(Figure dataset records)
───

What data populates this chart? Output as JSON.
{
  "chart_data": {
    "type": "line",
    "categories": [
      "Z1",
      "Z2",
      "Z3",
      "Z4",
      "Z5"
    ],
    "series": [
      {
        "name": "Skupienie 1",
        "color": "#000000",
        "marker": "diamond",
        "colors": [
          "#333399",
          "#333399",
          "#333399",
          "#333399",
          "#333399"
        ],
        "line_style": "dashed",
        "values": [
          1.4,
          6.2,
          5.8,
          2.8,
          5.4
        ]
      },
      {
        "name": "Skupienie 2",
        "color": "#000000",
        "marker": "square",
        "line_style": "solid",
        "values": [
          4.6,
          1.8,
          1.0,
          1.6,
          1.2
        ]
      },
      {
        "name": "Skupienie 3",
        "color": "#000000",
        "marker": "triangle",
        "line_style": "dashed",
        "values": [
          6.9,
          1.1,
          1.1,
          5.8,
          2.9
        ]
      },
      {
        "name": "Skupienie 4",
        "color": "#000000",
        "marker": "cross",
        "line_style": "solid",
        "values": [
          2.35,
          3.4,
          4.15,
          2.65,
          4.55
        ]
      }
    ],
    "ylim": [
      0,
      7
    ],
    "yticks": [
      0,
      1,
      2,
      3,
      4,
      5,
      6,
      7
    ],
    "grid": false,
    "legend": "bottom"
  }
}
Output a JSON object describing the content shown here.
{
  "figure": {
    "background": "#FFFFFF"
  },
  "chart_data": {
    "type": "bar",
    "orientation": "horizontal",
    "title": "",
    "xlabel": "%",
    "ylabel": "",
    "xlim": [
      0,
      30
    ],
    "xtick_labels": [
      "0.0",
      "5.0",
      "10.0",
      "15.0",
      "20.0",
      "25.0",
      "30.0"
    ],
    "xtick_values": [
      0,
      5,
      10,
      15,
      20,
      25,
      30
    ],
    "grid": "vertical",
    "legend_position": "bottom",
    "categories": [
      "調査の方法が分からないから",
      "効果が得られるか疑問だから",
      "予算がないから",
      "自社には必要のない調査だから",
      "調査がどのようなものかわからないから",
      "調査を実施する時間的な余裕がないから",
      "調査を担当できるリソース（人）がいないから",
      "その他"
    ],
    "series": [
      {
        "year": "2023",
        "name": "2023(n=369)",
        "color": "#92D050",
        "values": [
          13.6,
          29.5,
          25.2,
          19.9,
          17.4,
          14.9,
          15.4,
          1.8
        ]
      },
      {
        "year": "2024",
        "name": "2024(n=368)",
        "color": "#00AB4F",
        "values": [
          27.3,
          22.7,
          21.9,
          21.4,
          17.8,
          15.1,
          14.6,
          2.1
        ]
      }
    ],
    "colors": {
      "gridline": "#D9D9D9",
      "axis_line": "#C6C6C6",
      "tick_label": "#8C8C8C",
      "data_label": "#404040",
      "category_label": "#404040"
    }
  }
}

───

Copy out every line in the listing where the word "name" appears.

**Output of the task**
        "name": "Skupienie 1",
        "name": "Skupienie 2",
        "name": "Skupienie 3",
        "name": "Skupienie 4",
        "name": "2023(n=369)",
        "name": "2024(n=368)",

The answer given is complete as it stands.